[Recorded data]
⟨
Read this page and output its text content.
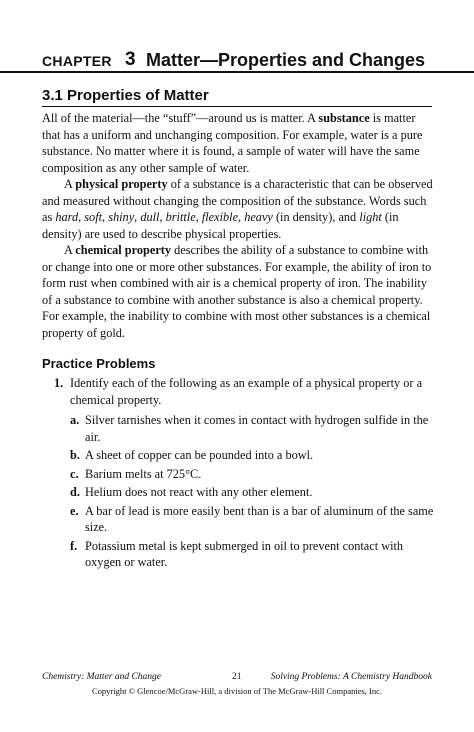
CHAPTER 3 Matter—Properties and Changes
3.1 Properties of Matter

All of the material—the “stuff”—around us is matter. A substance is matter that has a uniform and unchanging composition. For example, water is a pure substance. No matter where it is found, a sample of water will have the same composition as any other sample of water.

A physical property of a substance is a characteristic that can be observed and measured without changing the composition of the substance. Words such as hard, soft, shiny, dull, brittle, flexible, heavy (in density), and light (in density) are used to describe physical properties.

A chemical property describes the ability of a substance to combine with or change into one or more other substances. For example, the ability of iron to form rust when combined with air is a chemical property of iron. The inability of a substance to combine with another substance is also a chemical property. For example, the inability to combine with most other substances is a chemical property of gold.

Practice Problems
1. Identify each of the following as an example of a physical property or a chemical property.
a. Silver tarnishes when it comes in contact with hydrogen sulfide in the air.
b. A sheet of copper can be pounded into a bowl.
c. Barium melts at 725°C.
d. Helium does not react with any other element.
e. A bar of lead is more easily bent than is a bar of aluminum of the same size.
f. Potassium metal is kept submerged in oil to prevent contact with oxygen or water.
Chemistry: Matter and Change	21	Solving Problems: A Chemistry Handbook
Copyright © Glencoe/McGraw-Hill, a division of The McGraw-Hill Companies, Inc.
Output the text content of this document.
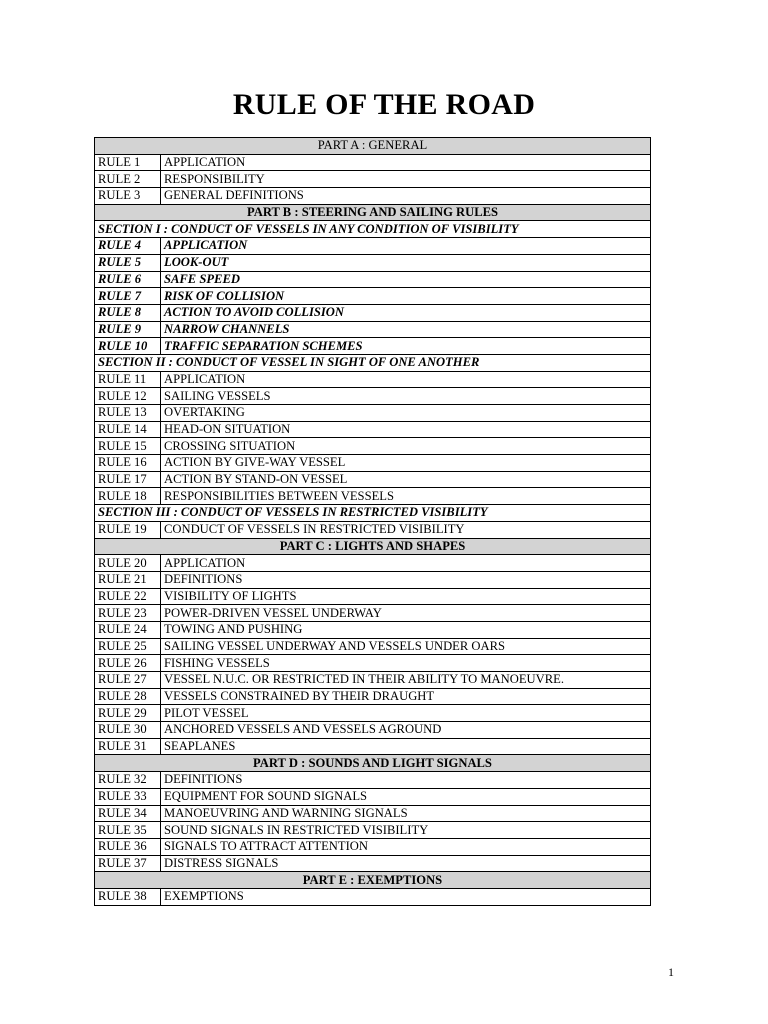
RULE OF THE ROAD
PART A : GENERAL	
RULE 1	APPLICATION
RULE 2	RESPONSIBILITY
RULE 3	GENERAL DEFINITIONS
PART B : STEERING AND SAILING RULES	
SECTION I : CONDUCT OF VESSELS IN ANY CONDITION OF VISIBILITY	
RULE 4	APPLICATION
RULE 5	LOOK-OUT
RULE 6	SAFE SPEED
RULE 7	RISK OF COLLISION
RULE 8	ACTION TO AVOID COLLISION
RULE 9	NARROW CHANNELS
RULE 10	TRAFFIC SEPARATION SCHEMES
SECTION II : CONDUCT OF VESSEL IN SIGHT OF ONE ANOTHER	
RULE 11	APPLICATION
RULE 12	SAILING VESSELS
RULE 13	OVERTAKING
RULE 14	HEAD-ON SITUATION
RULE 15	CROSSING SITUATION
RULE 16	ACTION BY GIVE-WAY VESSEL
RULE 17	ACTION BY STAND-ON VESSEL
RULE 18	RESPONSIBILITIES BETWEEN VESSELS
SECTION III : CONDUCT OF VESSELS IN RESTRICTED VISIBILITY	
RULE 19	CONDUCT OF VESSELS IN RESTRICTED VISIBILITY
PART C : LIGHTS AND SHAPES	
RULE 20	APPLICATION
RULE 21	DEFINITIONS
RULE 22	VISIBILITY OF LIGHTS
RULE 23	POWER-DRIVEN VESSEL UNDERWAY
RULE 24	TOWING AND PUSHING
RULE 25	SAILING VESSEL UNDERWAY AND VESSELS UNDER OARS
RULE 26	FISHING VESSELS
RULE 27	VESSEL N.U.C. OR RESTRICTED IN THEIR ABILITY TO MANOEUVRE.
RULE 28	VESSELS CONSTRAINED BY THEIR DRAUGHT
RULE 29	PILOT VESSEL
RULE 30	ANCHORED VESSELS AND VESSELS AGROUND
RULE 31	SEAPLANES
PART D : SOUNDS AND LIGHT SIGNALS	
RULE 32	DEFINITIONS
RULE 33	EQUIPMENT FOR SOUND SIGNALS
RULE 34	MANOEUVRING AND WARNING SIGNALS
RULE 35	SOUND SIGNALS IN RESTRICTED VISIBILITY
RULE 36	SIGNALS TO ATTRACT ATTENTION
RULE 37	DISTRESS SIGNALS
PART E : EXEMPTIONS	
RULE 38	EXEMPTIONS
1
⟩
Quote the entries above word for word. Leave the images out.

Read this page and output its text content.
CHAPTER 3 Matter—Properties and Changes
3.1 Properties of Matter

All of the material—the “stuff”—around us is matter. A substance is matter that has a uniform and unchanging composition. For example, water is a pure substance. No matter where it is found, a sample of water will have the same composition as any other sample of water.

A physical property of a substance is a characteristic that can be observed and measured without changing the composition of the substance. Words such as hard, soft, shiny, dull, brittle, flexible, heavy (in density), and light (in density) are used to describe physical properties.

A chemical property describes the ability of a substance to combine with or change into one or more other substances. For example, the ability of iron to form rust when combined with air is a chemical property of iron. The inability of a substance to combine with another substance is also a chemical property. For example, the inability to combine with most other substances is a chemical property of gold.

Practice Problems
1. Identify each of the following as an example of a physical property or a chemical property.
a. Silver tarnishes when it comes in contact with hydrogen sulfide in the air.
b. A sheet of copper can be pounded into a bowl.
c. Barium melts at 725°C.
d. Helium does not react with any other element.
e. A bar of lead is more easily bent than is a bar of aluminum of the same size.
f. Potassium metal is kept submerged in oil to prevent contact with oxygen or water.
Chemistry: Matter and Change	21	Solving Problems: A Chemistry Handbook
Copyright © Glencoe/McGraw-Hill, a division of The McGraw-Hill Companies, Inc.
Output the text content of this document.
RULE OF THE ROAD
PART A : GENERAL	
RULE 1	APPLICATION
RULE 2	RESPONSIBILITY
RULE 3	GENERAL DEFINITIONS
PART B : STEERING AND SAILING RULES	
SECTION I : CONDUCT OF VESSELS IN ANY CONDITION OF VISIBILITY	
RULE 4	APPLICATION
RULE 5	LOOK-OUT
RULE 6	SAFE SPEED
RULE 7	RISK OF COLLISION
RULE 8	ACTION TO AVOID COLLISION
RULE 9	NARROW CHANNELS
RULE 10	TRAFFIC SEPARATION SCHEMES
SECTION II : CONDUCT OF VESSEL IN SIGHT OF ONE ANOTHER	
RULE 11	APPLICATION
RULE 12	SAILING VESSELS
RULE 13	OVERTAKING
RULE 14	HEAD-ON SITUATION
RULE 15	CROSSING SITUATION
RULE 16	ACTION BY GIVE-WAY VESSEL
RULE 17	ACTION BY STAND-ON VESSEL
RULE 18	RESPONSIBILITIES BETWEEN VESSELS
SECTION III : CONDUCT OF VESSELS IN RESTRICTED VISIBILITY	
RULE 19	CONDUCT OF VESSELS IN RESTRICTED VISIBILITY
PART C : LIGHTS AND SHAPES	
RULE 20	APPLICATION
RULE 21	DEFINITIONS
RULE 22	VISIBILITY OF LIGHTS
RULE 23	POWER-DRIVEN VESSEL UNDERWAY
RULE 24	TOWING AND PUSHING
RULE 25	SAILING VESSEL UNDERWAY AND VESSELS UNDER OARS
RULE 26	FISHING VESSELS
RULE 27	VESSEL N.U.C. OR RESTRICTED IN THEIR ABILITY TO MANOEUVRE.
RULE 28	VESSELS CONSTRAINED BY THEIR DRAUGHT
RULE 29	PILOT VESSEL
RULE 30	ANCHORED VESSELS AND VESSELS AGROUND
RULE 31	SEAPLANES
PART D : SOUNDS AND LIGHT SIGNALS	
RULE 32	DEFINITIONS
RULE 33	EQUIPMENT FOR SOUND SIGNALS
RULE 34	MANOEUVRING AND WARNING SIGNALS
RULE 35	SOUND SIGNALS IN RESTRICTED VISIBILITY
RULE 36	SIGNALS TO ATTRACT ATTENTION
RULE 37	DISTRESS SIGNALS
PART E : EXEMPTIONS	
RULE 38	EXEMPTIONS
1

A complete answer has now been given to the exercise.